■ **SOURCE**:
Part 7: The Uniqueness of the Gospels
What Schmidt said
While researching this topic, I found an unexpected great source (for this and for other topics) in New Synoptic Studies: The Cambridge Gospel Conference and Beyond, edited by William R. Farmer. Inside, an essay by Joseph B. Tyson entitled “Conflict as a Literary Theme in the Gospel of Luke” provides one of the clearest, most succinct, and correct summaries of Karl Ludwig Schmidt’s view of the gospels I have seen in print. He writes:
The conception of the gospels as distinct from literary texts was made in the early part of this century, perhaps most convincingly by K. L. Schmidt in 1923. Schmidt’s fundamental contribution was his distinction between Hochliteratur and Kleinliteratur. Hochliteratur is literature that displays some authorial consciousness and some attention to aesthetic style and organization. (p. 305, emphasis mine)
I couldn’t have said it better myself. Where so many scholars stumble over misconceptions about what they think Schmidt said or what they want him to have said, Tyson pretty much hit the nail on the head.

■ **PROBLEMS TO SOLVE**:
1/ According to the passage on the gospels, in what year did K. L. Schmidt advance the conception of the gospels as distinct from literary texts?
2/ Print everything in the passage on the gospels from "I couldn’t have" down to "on the head.".
The listing that follows has no connection to the passage on the gospels.

■ **GIVEN MATERIAL**:
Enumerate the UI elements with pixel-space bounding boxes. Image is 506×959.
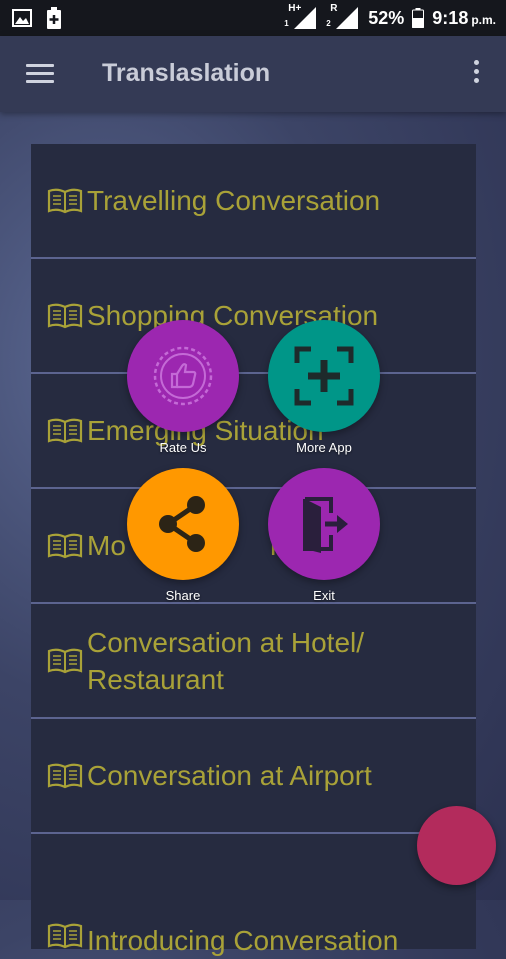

■ **SOLUTIONS BELOW**:
1/ In 1923.

2/
I couldn’t have said it better myself. Where so many scholars stumble over misconceptions about what they think Schmidt said or what they want him to have said, Tyson pretty much hit the nail on the head.